**Set problem**
Take every line from the material that has the word "flap" in it.

**Records supplied**
* * * * * * * * *
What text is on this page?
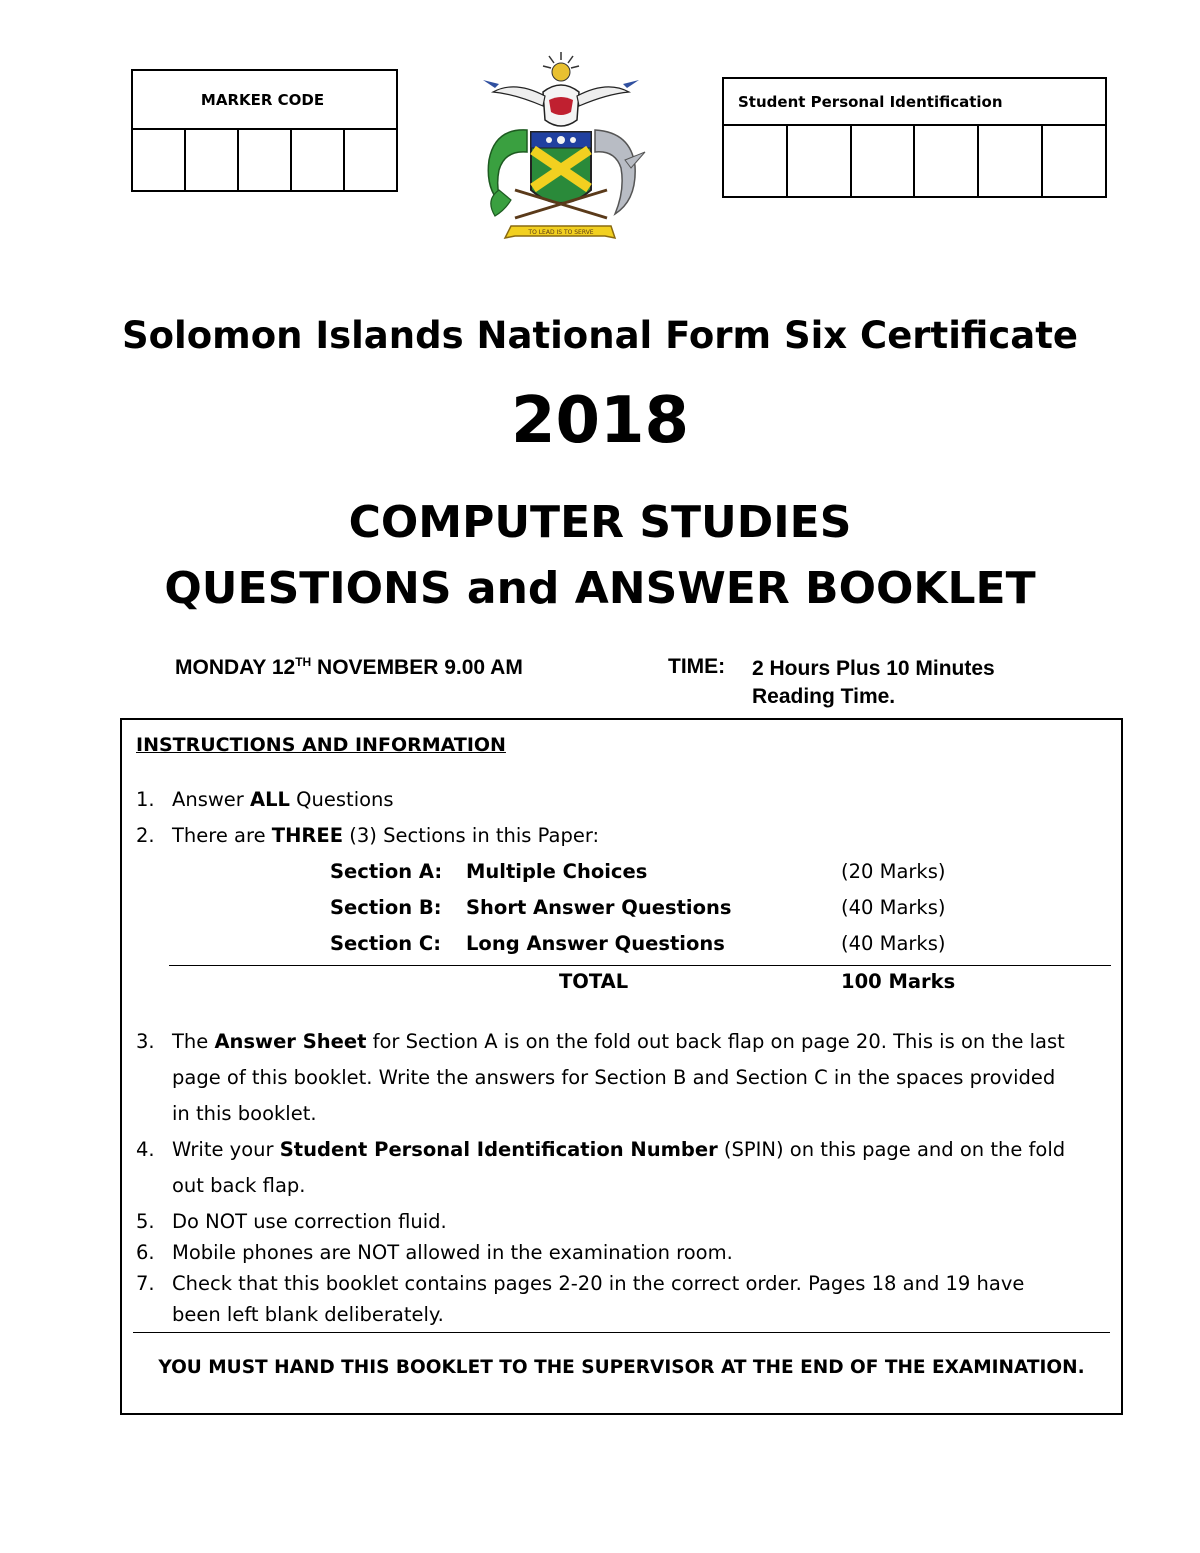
MARKER CODE
TO LEAD IS TO SERVE
Student Personal Identification
Solomon Islands National Form Six Certificate
2018
COMPUTER STUDIES
QUESTIONS and ANSWER BOOKLET
MONDAY 12TH NOVEMBER 9.00 AM	TIME: 2 Hours Plus 10 Minutes
Reading Time.
INSTRUCTIONS AND INFORMATION
1. Answer ALL Questions
2. There are THREE (3) Sections in this Paper:
Section A: Multiple Choices	(20 Marks)
Section B: Short Answer Questions	(40 Marks)
Section C: Long Answer Questions	(40 Marks)
TOTAL	100 Marks
3. The Answer Sheet for Section A is on the fold out back flap on page 20. This is on the last
page of this booklet. Write the answers for Section B and Section C in the spaces provided
in this booklet.
4. Write your Student Personal Identification Number (SPIN) on this page and on the fold
out back flap.
5. Do NOT use correction fluid.
6. Mobile phones are NOT allowed in the examination room.
7. Check that this booklet contains pages 2-20 in the correct order. Pages 18 and 19 have
been left blank deliberately.
YOU MUST HAND THIS BOOKLET TO THE SUPERVISOR AT THE END OF THE EXAMINATION.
* * * * * * * * *
**Written answer**
3. The Answer Sheet for Section A is on the fold out back flap on page 20. This is on the last
out back flap.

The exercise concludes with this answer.